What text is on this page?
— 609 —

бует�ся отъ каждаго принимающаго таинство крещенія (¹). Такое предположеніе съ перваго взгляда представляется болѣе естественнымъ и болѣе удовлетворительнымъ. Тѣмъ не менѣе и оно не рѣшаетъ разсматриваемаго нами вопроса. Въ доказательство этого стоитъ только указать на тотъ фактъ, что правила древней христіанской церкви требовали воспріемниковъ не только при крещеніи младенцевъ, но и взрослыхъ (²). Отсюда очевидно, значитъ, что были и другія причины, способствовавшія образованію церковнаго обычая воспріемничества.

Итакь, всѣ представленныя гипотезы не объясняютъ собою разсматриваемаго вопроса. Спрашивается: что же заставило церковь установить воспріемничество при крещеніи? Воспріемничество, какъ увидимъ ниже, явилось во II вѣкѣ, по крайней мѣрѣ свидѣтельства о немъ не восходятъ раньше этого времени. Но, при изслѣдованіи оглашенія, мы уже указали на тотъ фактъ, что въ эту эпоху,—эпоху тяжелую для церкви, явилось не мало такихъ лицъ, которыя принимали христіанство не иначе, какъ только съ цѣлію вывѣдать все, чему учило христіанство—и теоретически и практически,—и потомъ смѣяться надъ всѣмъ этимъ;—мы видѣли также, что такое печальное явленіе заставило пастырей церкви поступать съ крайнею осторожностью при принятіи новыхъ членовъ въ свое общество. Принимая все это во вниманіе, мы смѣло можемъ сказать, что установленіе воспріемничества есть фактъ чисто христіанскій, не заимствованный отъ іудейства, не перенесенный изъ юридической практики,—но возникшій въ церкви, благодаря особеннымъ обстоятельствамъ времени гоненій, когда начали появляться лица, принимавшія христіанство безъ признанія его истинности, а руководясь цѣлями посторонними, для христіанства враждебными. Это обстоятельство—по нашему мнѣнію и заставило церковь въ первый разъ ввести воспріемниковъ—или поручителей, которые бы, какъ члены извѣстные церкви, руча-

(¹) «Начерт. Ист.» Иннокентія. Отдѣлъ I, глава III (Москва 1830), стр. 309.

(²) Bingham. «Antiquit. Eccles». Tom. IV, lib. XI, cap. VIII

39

What this task involves: Take the entries and copy them out exactly.

Full answer:
What text is on this page?
— 609 —

бует�ся отъ каждаго принимающаго таинство крещенія (¹). Такое предположеніе съ перваго взгляда представляется болѣе естественнымъ и болѣе удовлетворительнымъ. Тѣмъ не менѣе и оно не рѣшаетъ разсматриваемаго нами вопроса. Въ доказательство этого стоитъ только указать на тотъ фактъ, что правила древней христіанской церкви требовали воспріемниковъ не только при крещеніи младенцевъ, но и взрослыхъ (²). Отсюда очевидно, значитъ, что были и другія причины, способствовавшія образованію церковнаго обычая воспріемничества.

Итакь, всѣ представленныя гипотезы не объясняютъ собою разсматриваемаго вопроса. Спрашивается: что же заставило церковь установить воспріемничество при крещеніи? Воспріемничество, какъ увидимъ ниже, явилось во II вѣкѣ, по крайней мѣрѣ свидѣтельства о немъ не восходятъ раньше этого времени. Но, при изслѣдованіи оглашенія, мы уже указали на тотъ фактъ, что въ эту эпоху,—эпоху тяжелую для церкви, явилось не мало такихъ лицъ, которыя принимали христіанство не иначе, какъ только съ цѣлію вывѣдать все, чему учило христіанство—и теоретически и практически,—и потомъ смѣяться надъ всѣмъ этимъ;—мы видѣли также, что такое печальное явленіе заставило пастырей церкви поступать съ крайнею осторожностью при принятіи новыхъ членовъ въ свое общество. Принимая все это во вниманіе, мы смѣло можемъ сказать, что установленіе воспріемничества есть фактъ чисто христіанскій, не заимствованный отъ іудейства, не перенесенный изъ юридической практики,—но возникшій въ церкви, благодаря особеннымъ обстоятельствамъ времени гоненій, когда начали появляться лица, принимавшія христіанство безъ признанія его истинности, а руководясь цѣлями посторонними, для христіанства враждебными. Это обстоятельство—по нашему мнѣнію и заставило церковь въ первый разъ ввести воспріемниковъ—или поручителей, которые бы, какъ члены извѣстные церкви, руча-

(¹) «Начерт. Ист.» Иннокентія. Отдѣлъ I, глава III (Москва 1830), стр. 309.

(²) Bingham. «Antiquit. Eccles». Tom. IV, lib. XI, cap. VIII

39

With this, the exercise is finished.